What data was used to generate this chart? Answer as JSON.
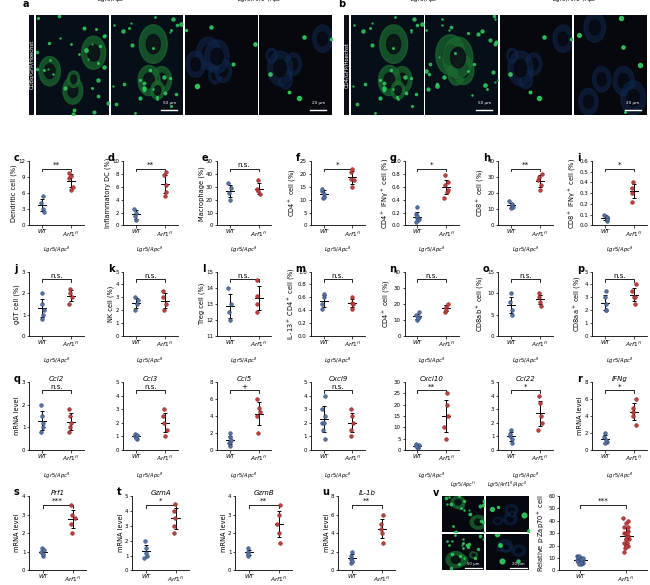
{
  "wt_color": "#5872a0",
  "art_color": "#b84040",
  "dark_wt": "#2a4070",
  "dark_art": "#8b1818",
  "panels": {
    "c": {
      "ylabel": "Dendritic cell (%)",
      "ylim": [
        0,
        12
      ],
      "yticks": [
        0,
        3,
        6,
        9,
        12
      ],
      "sig": "**",
      "wt": [
        4.2,
        3.0,
        2.5,
        5.5
      ],
      "art": [
        6.5,
        8.8,
        9.2,
        9.8,
        7.2
      ]
    },
    "d": {
      "ylabel": "Inflammatory DC (%)",
      "ylim": [
        0,
        10
      ],
      "yticks": [
        0,
        2,
        4,
        6,
        8,
        10
      ],
      "sig": "**",
      "wt": [
        0.8,
        2.0,
        2.5,
        1.5
      ],
      "art": [
        4.5,
        6.2,
        7.8,
        8.2,
        5.2
      ]
    },
    "e": {
      "ylabel": "Macrophage (%)",
      "ylim": [
        0,
        50
      ],
      "yticks": [
        0,
        10,
        20,
        30,
        40,
        50
      ],
      "sig": "n.s.",
      "wt": [
        33.0,
        25.0,
        20.0,
        29.0
      ],
      "art": [
        28.0,
        24.0,
        35.0,
        27.0
      ]
    },
    "f": {
      "ylabel": "CD4$^+$ cell (%)",
      "ylim": [
        0,
        25
      ],
      "yticks": [
        0,
        5,
        10,
        15,
        20,
        25
      ],
      "sig": "*",
      "wt": [
        12.0,
        10.5,
        13.5,
        11.0,
        14.0
      ],
      "art": [
        15.0,
        18.0,
        20.5,
        22.0,
        17.5
      ]
    },
    "g": {
      "ylabel": "CD4$^+$ IFNγ$^+$ cell (%)",
      "ylim": [
        0,
        1.0
      ],
      "yticks": [
        0.0,
        0.2,
        0.4,
        0.6,
        0.8,
        1.0
      ],
      "sig": "*",
      "wt": [
        0.1,
        0.12,
        0.18,
        0.08,
        0.28,
        0.05,
        0.15
      ],
      "art": [
        0.42,
        0.62,
        0.78,
        0.52,
        0.68,
        0.55
      ]
    },
    "h": {
      "ylabel": "CD8$^+$ cell (%)",
      "ylim": [
        0,
        40
      ],
      "yticks": [
        0,
        10,
        20,
        30,
        40
      ],
      "sig": "**",
      "wt": [
        12.0,
        10.5,
        15.0,
        13.0,
        11.5
      ],
      "art": [
        22.0,
        28.0,
        32.0,
        25.0,
        30.0
      ]
    },
    "i": {
      "ylabel": "CD8$^+$ IFNγ$^+$ cell (%)",
      "ylim": [
        0,
        0.6
      ],
      "yticks": [
        0.0,
        0.1,
        0.2,
        0.3,
        0.4,
        0.5,
        0.6
      ],
      "sig": "*",
      "wt": [
        0.04,
        0.08,
        0.1,
        0.06
      ],
      "art": [
        0.22,
        0.3,
        0.4,
        0.35
      ]
    },
    "j": {
      "ylabel": "gδT cell (%)",
      "ylim": [
        0,
        3
      ],
      "yticks": [
        0,
        1,
        2,
        3
      ],
      "sig": "n.s.",
      "wt": [
        1.0,
        0.8,
        1.5,
        2.0,
        1.2
      ],
      "art": [
        1.8,
        2.0,
        1.5,
        2.2
      ]
    },
    "k": {
      "ylabel": "NK cell (%)",
      "ylim": [
        0,
        5
      ],
      "yticks": [
        0,
        1,
        2,
        3,
        4,
        5
      ],
      "sig": "n.s.",
      "wt": [
        2.5,
        2.0,
        3.0,
        2.8
      ],
      "art": [
        2.0,
        3.0,
        2.5,
        3.5
      ]
    },
    "l": {
      "ylabel": "Treg cell (%)",
      "ylim": [
        11,
        15
      ],
      "yticks": [
        11,
        12,
        13,
        14,
        15
      ],
      "sig": "n.s.",
      "wt": [
        12.5,
        13.0,
        14.0,
        12.0
      ],
      "art": [
        12.5,
        13.5,
        14.5,
        13.0
      ]
    },
    "m": {
      "ylabel": "IL-13$^+$ CD4$^+$ cell (%)",
      "ylim": [
        0,
        1.0
      ],
      "yticks": [
        0.0,
        0.2,
        0.4,
        0.6,
        0.8,
        1.0
      ],
      "sig": "n.s.",
      "wt": [
        0.5,
        0.6,
        0.65,
        0.42
      ],
      "art": [
        0.42,
        0.52,
        0.6,
        0.5
      ]
    },
    "n": {
      "ylabel": "CD4$^+$ cell (%)",
      "ylim": [
        0,
        40
      ],
      "yticks": [
        0,
        10,
        20,
        30,
        40
      ],
      "sig": "n.s.",
      "wt": [
        10.0,
        12.0,
        15.0,
        11.0,
        13.0
      ],
      "art": [
        18.0,
        15.0,
        20.0,
        16.0
      ]
    },
    "o": {
      "ylabel": "CD8ab$^+$ cell (%)",
      "ylim": [
        0,
        15
      ],
      "yticks": [
        0,
        5,
        10,
        15
      ],
      "sig": "n.s.",
      "wt": [
        5.0,
        8.0,
        10.0,
        6.0
      ],
      "art": [
        7.0,
        9.0,
        8.0,
        10.0
      ]
    },
    "p": {
      "ylabel": "CD8aa$^+$ cell (%)",
      "ylim": [
        0,
        5
      ],
      "yticks": [
        0,
        1,
        2,
        3,
        4,
        5
      ],
      "sig": "n.s.",
      "wt": [
        2.0,
        2.5,
        3.5,
        2.0,
        3.0
      ],
      "art": [
        2.5,
        3.0,
        3.5,
        3.0,
        4.0
      ]
    },
    "q_Ccl2": {
      "gene": "Ccl2",
      "ylim": [
        0,
        3
      ],
      "yticks": [
        0,
        1,
        2,
        3
      ],
      "sig": "n.s.",
      "wt": [
        0.8,
        1.0,
        1.5,
        2.0,
        1.2
      ],
      "art": [
        0.8,
        1.2,
        1.0,
        1.5,
        1.8
      ]
    },
    "q_Ccl3": {
      "gene": "Ccl3",
      "ylim": [
        0,
        5
      ],
      "yticks": [
        0,
        1,
        2,
        3,
        4,
        5
      ],
      "sig": "n.s.",
      "wt": [
        0.8,
        1.0,
        1.2,
        0.9,
        1.1
      ],
      "art": [
        1.0,
        2.0,
        3.0,
        2.5,
        1.5
      ]
    },
    "q_Ccl5": {
      "gene": "Ccl5",
      "ylim": [
        0,
        8
      ],
      "yticks": [
        0,
        2,
        4,
        6,
        8
      ],
      "sig": "+",
      "wt": [
        0.8,
        1.0,
        1.5,
        0.5,
        2.0,
        1.2
      ],
      "art": [
        2.0,
        4.0,
        5.0,
        6.0,
        4.5
      ]
    },
    "q_Cxcl9": {
      "gene": "Cxcl9",
      "ylim": [
        0,
        5
      ],
      "yticks": [
        0,
        1,
        2,
        3,
        4,
        5
      ],
      "sig": "n.s.",
      "wt": [
        0.8,
        2.0,
        4.0,
        1.5,
        2.5,
        3.0,
        2.0
      ],
      "art": [
        1.0,
        2.0,
        1.5,
        3.0,
        2.5
      ]
    },
    "q_Cxcl10": {
      "gene": "Cxcl10",
      "ylim": [
        0,
        30
      ],
      "yticks": [
        0,
        5,
        10,
        15,
        20,
        25,
        30
      ],
      "sig": "**",
      "wt": [
        1.0,
        2.0,
        1.5,
        2.5,
        1.8
      ],
      "art": [
        5.0,
        10.0,
        20.0,
        25.0,
        15.0
      ]
    },
    "q_Ccl22": {
      "gene": "Ccl22",
      "ylim": [
        0,
        5
      ],
      "yticks": [
        0,
        1,
        2,
        3,
        4,
        5
      ],
      "sig": "*",
      "wt": [
        0.8,
        1.0,
        1.5,
        0.5,
        1.2
      ],
      "art": [
        1.5,
        2.5,
        3.5,
        4.0,
        2.0
      ]
    },
    "r": {
      "gene": "IFNg",
      "ylim": [
        0,
        8
      ],
      "yticks": [
        0,
        2,
        4,
        6,
        8
      ],
      "sig": "*",
      "wt": [
        1.0,
        0.8,
        2.0,
        1.5,
        1.2
      ],
      "art": [
        3.0,
        4.0,
        5.0,
        6.0,
        4.5
      ]
    },
    "s": {
      "gene": "Prf1",
      "ylim": [
        0,
        4
      ],
      "yticks": [
        0,
        1,
        2,
        3,
        4
      ],
      "sig": "***",
      "wt": [
        0.8,
        1.0,
        1.2,
        0.9,
        1.1
      ],
      "art": [
        2.0,
        2.5,
        3.0,
        3.5,
        2.8
      ]
    },
    "t_GzmA": {
      "gene": "GzmA",
      "ylim": [
        0,
        5
      ],
      "yticks": [
        0,
        1,
        2,
        3,
        4,
        5
      ],
      "sig": "*",
      "wt": [
        0.8,
        1.0,
        1.5,
        2.0,
        1.2
      ],
      "art": [
        2.5,
        3.5,
        4.0,
        4.5,
        3.0
      ]
    },
    "t_GzmB": {
      "gene": "GzmB",
      "ylim": [
        0,
        4
      ],
      "yticks": [
        0,
        1,
        2,
        3,
        4
      ],
      "sig": "**",
      "wt": [
        0.8,
        1.0,
        1.2,
        0.9
      ],
      "art": [
        1.5,
        2.0,
        3.0,
        3.5,
        2.5
      ]
    },
    "u": {
      "gene": "IL-1b",
      "ylim": [
        0,
        8
      ],
      "yticks": [
        0,
        2,
        4,
        6,
        8
      ],
      "sig": "**",
      "wt": [
        0.8,
        1.5,
        2.0,
        1.2,
        1.0
      ],
      "art": [
        3.0,
        4.0,
        5.0,
        6.0,
        4.5
      ]
    },
    "v": {
      "ylabel": "Relative p·Zap70$^+$ cell",
      "ylim": [
        0,
        60
      ],
      "yticks": [
        0,
        10,
        20,
        30,
        40,
        50,
        60
      ],
      "sig": "***",
      "wt": [
        5,
        8,
        10,
        6,
        7,
        9,
        12,
        8,
        6,
        10,
        11,
        7,
        8,
        9,
        6,
        5,
        10,
        12
      ],
      "art": [
        15,
        20,
        25,
        30,
        22,
        18,
        28,
        35,
        40,
        25,
        30,
        22,
        20,
        28,
        32,
        25,
        38,
        42,
        30,
        35
      ]
    }
  }
}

┄┄┄┄┄┄┄┄┄┄┄┄┄┄┄┄┄┄┄┄

Which lines include "IFNγ"? Copy each of them out.

Full answer:
      "ylabel": "CD4$^+$ IFNγ$^+$ cell (%)",
      "ylabel": "CD8$^+$ IFNγ$^+$ cell (%)",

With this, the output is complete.